Below is a block of records; repeat each one exactly.

## BEGIN Source data

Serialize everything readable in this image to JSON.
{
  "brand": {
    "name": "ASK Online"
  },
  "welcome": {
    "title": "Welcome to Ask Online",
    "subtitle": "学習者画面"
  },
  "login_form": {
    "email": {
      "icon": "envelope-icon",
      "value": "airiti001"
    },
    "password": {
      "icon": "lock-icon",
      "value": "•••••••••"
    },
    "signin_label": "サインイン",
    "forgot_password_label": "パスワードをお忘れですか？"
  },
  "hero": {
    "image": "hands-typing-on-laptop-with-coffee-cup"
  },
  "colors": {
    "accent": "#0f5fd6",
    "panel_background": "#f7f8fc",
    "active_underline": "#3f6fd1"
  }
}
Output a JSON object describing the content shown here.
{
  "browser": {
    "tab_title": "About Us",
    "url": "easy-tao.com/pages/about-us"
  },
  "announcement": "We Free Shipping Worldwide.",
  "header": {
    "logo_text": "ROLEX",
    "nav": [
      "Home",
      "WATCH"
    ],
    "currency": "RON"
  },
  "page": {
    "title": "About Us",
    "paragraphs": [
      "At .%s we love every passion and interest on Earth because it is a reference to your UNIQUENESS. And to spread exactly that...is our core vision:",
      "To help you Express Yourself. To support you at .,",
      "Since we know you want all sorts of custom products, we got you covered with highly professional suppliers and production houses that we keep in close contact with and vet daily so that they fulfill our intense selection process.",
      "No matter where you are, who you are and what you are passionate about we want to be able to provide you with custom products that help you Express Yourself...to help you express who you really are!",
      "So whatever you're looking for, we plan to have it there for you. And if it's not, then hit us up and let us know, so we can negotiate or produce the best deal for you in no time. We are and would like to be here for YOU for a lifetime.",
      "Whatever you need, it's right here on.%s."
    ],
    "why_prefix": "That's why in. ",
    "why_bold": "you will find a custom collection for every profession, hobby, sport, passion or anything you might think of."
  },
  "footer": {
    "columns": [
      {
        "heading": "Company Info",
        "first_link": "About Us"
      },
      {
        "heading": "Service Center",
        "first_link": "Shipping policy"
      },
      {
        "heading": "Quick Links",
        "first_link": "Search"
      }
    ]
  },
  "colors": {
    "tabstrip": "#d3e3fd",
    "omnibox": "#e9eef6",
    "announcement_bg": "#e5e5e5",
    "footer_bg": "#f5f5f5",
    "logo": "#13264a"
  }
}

## END Source data

— Output for this task —
Serialize everything readable in this image to JSON.
{
  "brand": {
    "name": "ASK Online"
  },
  "welcome": {
    "title": "Welcome to Ask Online",
    "subtitle": "学習者画面"
  },
  "login_form": {
    "email": {
      "icon": "envelope-icon",
      "value": "airiti001"
    },
    "password": {
      "icon": "lock-icon",
      "value": "•••••••••"
    },
    "signin_label": "サインイン",
    "forgot_password_label": "パスワードをお忘れですか？"
  },
  "hero": {
    "image": "hands-typing-on-laptop-with-coffee-cup"
  },
  "colors": {
    "accent": "#0f5fd6",
    "panel_background": "#f7f8fc",
    "active_underline": "#3f6fd1"
  }
}
Output a JSON object describing the content shown here.
{
  "browser": {
    "tab_title": "About Us",
    "url": "easy-tao.com/pages/about-us"
  },
  "announcement": "We Free Shipping Worldwide.",
  "header": {
    "logo_text": "ROLEX",
    "nav": [
      "Home",
      "WATCH"
    ],
    "currency": "RON"
  },
  "page": {
    "title": "About Us",
    "paragraphs": [
      "At .%s we love every passion and interest on Earth because it is a reference to your UNIQUENESS. And to spread exactly that...is our core vision:",
      "To help you Express Yourself. To support you at .,",
      "Since we know you want all sorts of custom products, we got you covered with highly professional suppliers and production houses that we keep in close contact with and vet daily so that they fulfill our intense selection process.",
      "No matter where you are, who you are and what you are passionate about we want to be able to provide you with custom products that help you Express Yourself...to help you express who you really are!",
      "So whatever you're looking for, we plan to have it there for you. And if it's not, then hit us up and let us know, so we can negotiate or produce the best deal for you in no time. We are and would like to be here for YOU for a lifetime.",
      "Whatever you need, it's right here on.%s."
    ],
    "why_prefix": "That's why in. ",
    "why_bold": "you will find a custom collection for every profession, hobby, sport, passion or anything you might think of."
  },
  "footer": {
    "columns": [
      {
        "heading": "Company Info",
        "first_link": "About Us"
      },
      {
        "heading": "Service Center",
        "first_link": "Shipping policy"
      },
      {
        "heading": "Quick Links",
        "first_link": "Search"
      }
    ]
  },
  "colors": {
    "tabstrip": "#d3e3fd",
    "omnibox": "#e9eef6",
    "announcement_bg": "#e5e5e5",
    "footer_bg": "#f5f5f5",
    "logo": "#13264a"
  }
}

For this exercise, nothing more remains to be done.